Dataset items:
** start **
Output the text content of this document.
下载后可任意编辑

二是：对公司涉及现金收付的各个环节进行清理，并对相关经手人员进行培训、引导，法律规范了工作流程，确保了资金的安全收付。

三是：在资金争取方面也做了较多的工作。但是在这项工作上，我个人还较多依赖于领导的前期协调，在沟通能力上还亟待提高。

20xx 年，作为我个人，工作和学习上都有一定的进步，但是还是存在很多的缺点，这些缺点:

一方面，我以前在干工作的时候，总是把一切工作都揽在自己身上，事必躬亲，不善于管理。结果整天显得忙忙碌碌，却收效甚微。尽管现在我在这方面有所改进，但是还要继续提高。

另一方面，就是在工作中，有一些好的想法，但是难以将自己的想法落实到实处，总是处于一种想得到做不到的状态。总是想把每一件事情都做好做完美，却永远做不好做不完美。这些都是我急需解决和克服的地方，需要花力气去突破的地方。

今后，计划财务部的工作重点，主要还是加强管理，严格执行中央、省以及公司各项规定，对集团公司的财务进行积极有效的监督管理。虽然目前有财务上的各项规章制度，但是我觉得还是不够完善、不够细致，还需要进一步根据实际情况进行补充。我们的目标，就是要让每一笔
** end **
** start **
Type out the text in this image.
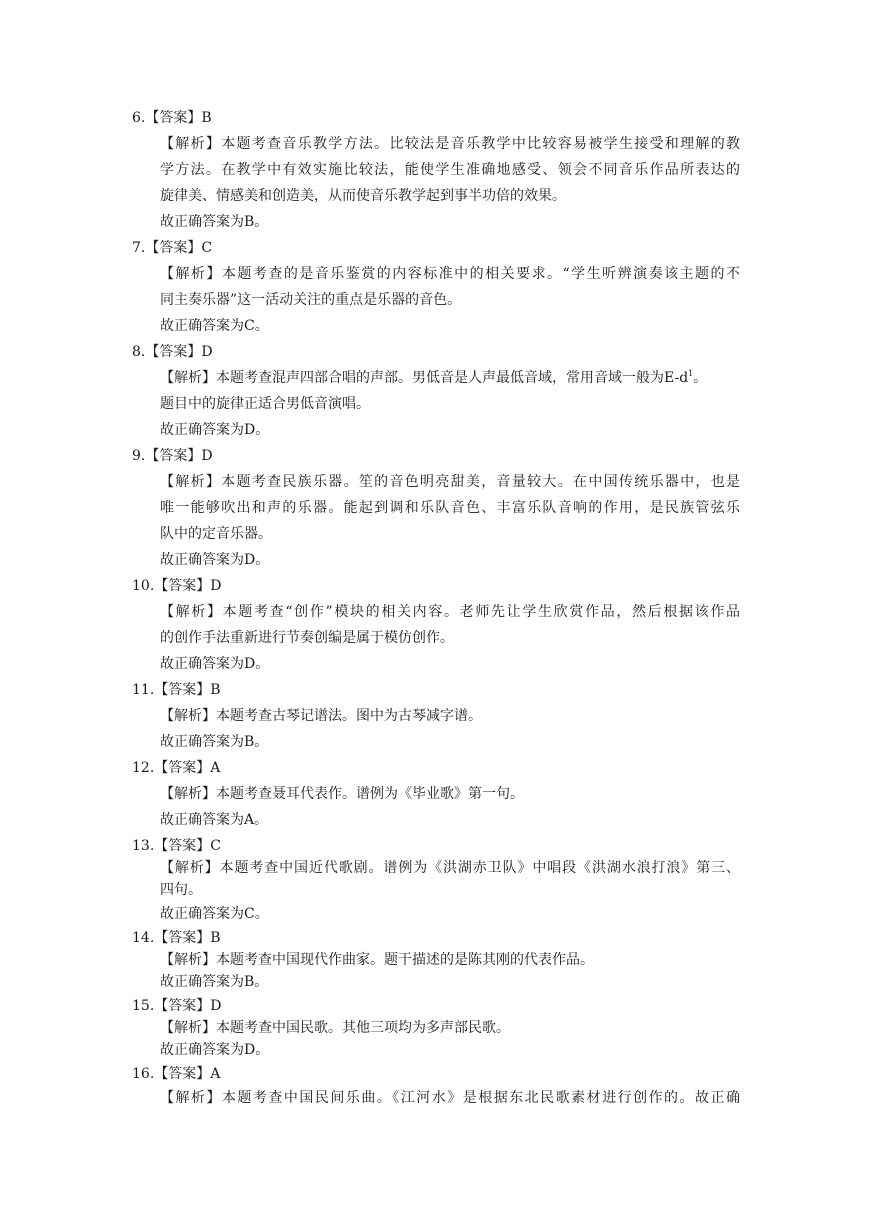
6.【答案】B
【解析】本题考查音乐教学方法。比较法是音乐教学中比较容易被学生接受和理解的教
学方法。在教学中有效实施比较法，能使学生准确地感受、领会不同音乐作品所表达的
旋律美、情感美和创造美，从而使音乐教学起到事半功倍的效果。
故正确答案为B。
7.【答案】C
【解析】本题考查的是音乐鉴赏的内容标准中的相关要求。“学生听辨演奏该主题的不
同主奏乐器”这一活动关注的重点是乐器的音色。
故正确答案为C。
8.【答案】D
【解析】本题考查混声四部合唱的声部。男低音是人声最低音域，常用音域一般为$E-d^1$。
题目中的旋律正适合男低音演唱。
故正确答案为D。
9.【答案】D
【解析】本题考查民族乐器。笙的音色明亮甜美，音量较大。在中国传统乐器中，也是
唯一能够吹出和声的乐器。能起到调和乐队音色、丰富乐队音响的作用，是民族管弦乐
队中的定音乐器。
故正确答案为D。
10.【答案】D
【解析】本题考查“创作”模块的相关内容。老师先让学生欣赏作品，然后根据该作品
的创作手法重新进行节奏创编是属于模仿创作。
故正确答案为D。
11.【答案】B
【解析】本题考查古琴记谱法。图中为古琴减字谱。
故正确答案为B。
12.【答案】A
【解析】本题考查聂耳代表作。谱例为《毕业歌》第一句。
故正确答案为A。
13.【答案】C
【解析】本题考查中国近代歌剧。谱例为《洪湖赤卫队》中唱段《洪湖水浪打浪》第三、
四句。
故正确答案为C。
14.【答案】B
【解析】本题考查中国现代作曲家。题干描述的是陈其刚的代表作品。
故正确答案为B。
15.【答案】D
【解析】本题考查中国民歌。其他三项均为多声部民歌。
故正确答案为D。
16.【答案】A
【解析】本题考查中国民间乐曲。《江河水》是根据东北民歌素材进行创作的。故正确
** end **
# [What you need to do]
Find the string "this" in the records, then copy each line where it occurs.

# [Exercise result]
Output the text content of this document.
Type out the text in this image.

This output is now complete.